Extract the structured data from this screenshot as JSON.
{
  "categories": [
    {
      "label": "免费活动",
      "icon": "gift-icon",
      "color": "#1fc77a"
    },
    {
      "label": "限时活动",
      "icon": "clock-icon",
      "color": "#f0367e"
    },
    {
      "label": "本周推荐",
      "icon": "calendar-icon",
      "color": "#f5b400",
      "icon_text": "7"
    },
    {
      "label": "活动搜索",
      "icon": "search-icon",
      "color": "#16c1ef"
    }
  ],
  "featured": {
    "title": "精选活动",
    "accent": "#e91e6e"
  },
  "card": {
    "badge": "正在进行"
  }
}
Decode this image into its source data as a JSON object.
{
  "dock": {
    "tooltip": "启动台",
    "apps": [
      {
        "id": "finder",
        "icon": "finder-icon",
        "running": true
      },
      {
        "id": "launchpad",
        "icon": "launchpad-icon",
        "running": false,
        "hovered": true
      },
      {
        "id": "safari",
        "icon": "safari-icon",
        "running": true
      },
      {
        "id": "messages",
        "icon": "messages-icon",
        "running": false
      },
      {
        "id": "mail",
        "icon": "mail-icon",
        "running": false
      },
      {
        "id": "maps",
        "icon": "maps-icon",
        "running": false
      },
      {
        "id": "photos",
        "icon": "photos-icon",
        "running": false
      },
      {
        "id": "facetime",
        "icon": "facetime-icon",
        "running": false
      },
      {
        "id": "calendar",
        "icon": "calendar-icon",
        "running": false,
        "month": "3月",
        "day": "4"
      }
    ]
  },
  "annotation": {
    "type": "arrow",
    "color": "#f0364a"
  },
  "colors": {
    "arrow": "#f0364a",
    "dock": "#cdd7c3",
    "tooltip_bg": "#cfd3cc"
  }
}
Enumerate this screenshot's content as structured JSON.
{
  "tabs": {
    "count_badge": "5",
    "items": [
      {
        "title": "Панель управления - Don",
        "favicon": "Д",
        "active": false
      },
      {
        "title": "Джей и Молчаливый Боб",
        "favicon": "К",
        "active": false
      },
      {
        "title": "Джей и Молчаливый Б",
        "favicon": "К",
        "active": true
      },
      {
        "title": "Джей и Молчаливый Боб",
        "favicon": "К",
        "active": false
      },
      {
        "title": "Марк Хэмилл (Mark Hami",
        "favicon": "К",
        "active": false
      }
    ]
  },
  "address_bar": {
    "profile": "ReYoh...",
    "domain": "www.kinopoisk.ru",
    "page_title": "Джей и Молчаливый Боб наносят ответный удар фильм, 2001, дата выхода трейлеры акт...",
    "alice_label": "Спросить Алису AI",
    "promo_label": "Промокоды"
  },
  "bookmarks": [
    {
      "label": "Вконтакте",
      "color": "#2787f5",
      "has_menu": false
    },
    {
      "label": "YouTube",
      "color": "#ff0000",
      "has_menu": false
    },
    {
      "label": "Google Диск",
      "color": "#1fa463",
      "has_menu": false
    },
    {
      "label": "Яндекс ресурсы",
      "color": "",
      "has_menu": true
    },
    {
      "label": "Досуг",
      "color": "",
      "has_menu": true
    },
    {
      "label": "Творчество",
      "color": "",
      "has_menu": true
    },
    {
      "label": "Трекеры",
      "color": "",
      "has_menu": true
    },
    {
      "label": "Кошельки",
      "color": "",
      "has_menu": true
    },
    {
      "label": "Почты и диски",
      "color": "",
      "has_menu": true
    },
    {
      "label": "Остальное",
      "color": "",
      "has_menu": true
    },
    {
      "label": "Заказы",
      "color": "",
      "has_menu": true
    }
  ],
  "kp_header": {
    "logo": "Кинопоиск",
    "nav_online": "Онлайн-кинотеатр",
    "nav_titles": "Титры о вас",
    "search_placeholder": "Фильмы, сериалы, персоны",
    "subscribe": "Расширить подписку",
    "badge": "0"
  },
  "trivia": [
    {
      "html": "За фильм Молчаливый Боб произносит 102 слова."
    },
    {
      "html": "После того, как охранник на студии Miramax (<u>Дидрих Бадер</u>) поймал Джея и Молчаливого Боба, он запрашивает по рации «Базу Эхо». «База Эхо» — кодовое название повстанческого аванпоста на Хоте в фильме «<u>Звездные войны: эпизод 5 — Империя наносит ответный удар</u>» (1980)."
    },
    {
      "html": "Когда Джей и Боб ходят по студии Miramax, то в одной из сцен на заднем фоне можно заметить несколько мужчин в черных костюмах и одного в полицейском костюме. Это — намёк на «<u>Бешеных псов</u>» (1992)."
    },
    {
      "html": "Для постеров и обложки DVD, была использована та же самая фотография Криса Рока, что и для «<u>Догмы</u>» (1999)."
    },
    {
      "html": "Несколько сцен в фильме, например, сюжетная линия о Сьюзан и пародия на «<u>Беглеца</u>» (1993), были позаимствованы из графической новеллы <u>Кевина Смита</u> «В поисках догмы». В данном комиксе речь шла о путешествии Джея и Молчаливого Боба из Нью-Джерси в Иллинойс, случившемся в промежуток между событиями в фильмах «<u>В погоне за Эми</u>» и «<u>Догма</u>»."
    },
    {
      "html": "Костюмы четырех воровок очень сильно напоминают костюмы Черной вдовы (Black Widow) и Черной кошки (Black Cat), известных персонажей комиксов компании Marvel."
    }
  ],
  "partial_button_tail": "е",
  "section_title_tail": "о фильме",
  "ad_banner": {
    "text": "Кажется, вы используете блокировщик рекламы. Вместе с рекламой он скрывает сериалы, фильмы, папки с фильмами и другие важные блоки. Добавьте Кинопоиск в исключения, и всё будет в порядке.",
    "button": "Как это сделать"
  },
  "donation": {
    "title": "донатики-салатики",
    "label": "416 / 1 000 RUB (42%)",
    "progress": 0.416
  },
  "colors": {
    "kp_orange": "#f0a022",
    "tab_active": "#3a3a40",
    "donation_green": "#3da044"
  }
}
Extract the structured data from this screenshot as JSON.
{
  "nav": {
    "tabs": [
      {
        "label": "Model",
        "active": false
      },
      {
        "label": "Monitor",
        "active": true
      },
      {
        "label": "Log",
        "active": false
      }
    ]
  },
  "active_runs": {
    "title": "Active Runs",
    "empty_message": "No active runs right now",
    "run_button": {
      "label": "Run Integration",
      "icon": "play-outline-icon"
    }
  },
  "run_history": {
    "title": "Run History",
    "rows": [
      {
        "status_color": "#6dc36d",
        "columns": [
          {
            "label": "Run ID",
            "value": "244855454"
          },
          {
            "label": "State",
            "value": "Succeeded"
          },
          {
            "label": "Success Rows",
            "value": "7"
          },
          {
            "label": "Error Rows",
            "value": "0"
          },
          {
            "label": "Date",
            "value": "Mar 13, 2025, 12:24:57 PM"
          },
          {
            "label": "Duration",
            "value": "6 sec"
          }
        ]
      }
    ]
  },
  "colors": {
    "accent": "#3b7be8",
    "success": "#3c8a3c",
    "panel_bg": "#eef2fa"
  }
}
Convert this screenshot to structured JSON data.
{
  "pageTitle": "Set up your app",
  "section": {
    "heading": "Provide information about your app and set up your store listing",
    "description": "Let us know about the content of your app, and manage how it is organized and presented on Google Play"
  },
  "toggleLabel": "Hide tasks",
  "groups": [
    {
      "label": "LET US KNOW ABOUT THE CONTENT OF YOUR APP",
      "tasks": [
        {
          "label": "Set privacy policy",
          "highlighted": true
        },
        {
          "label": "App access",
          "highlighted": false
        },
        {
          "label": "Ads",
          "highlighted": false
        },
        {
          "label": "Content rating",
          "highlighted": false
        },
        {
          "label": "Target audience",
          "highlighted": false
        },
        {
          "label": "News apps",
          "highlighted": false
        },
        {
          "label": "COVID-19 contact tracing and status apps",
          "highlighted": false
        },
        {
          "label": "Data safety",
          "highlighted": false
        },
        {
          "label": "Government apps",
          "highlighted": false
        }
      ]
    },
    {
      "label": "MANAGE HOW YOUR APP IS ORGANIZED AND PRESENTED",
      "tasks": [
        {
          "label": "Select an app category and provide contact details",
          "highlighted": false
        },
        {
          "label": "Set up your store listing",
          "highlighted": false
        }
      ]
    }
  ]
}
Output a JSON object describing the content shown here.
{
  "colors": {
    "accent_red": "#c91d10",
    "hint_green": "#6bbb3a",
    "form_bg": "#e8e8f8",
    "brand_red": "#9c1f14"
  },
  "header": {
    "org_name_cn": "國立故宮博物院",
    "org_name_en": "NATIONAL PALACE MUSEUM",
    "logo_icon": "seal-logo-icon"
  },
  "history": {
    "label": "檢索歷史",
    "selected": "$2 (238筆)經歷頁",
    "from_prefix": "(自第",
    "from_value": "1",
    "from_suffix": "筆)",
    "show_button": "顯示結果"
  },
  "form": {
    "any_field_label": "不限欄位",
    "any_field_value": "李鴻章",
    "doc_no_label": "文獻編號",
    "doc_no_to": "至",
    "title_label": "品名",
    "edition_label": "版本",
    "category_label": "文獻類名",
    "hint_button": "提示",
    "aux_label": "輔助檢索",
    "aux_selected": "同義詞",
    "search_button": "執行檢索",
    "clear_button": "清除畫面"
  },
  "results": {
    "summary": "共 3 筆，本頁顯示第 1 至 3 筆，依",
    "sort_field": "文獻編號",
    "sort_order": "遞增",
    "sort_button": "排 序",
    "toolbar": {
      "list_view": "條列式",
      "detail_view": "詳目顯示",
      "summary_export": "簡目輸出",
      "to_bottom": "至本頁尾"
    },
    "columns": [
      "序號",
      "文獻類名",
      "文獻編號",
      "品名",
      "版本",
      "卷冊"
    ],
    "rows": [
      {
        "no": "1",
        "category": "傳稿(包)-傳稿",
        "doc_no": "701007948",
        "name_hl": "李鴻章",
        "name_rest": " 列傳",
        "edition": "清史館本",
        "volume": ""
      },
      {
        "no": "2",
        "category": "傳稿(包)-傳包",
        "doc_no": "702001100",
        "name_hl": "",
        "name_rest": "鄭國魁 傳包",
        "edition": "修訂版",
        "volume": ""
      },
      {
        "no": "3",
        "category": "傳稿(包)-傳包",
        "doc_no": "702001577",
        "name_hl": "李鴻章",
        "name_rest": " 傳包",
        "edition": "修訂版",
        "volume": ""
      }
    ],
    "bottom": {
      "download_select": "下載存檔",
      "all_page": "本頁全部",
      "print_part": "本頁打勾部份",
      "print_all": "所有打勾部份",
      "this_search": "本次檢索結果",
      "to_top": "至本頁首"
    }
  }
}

━━━━━━━━━━━━━━━━

From the records above, report the count of lines containing "Google" and nothing more.

Exercise answer
2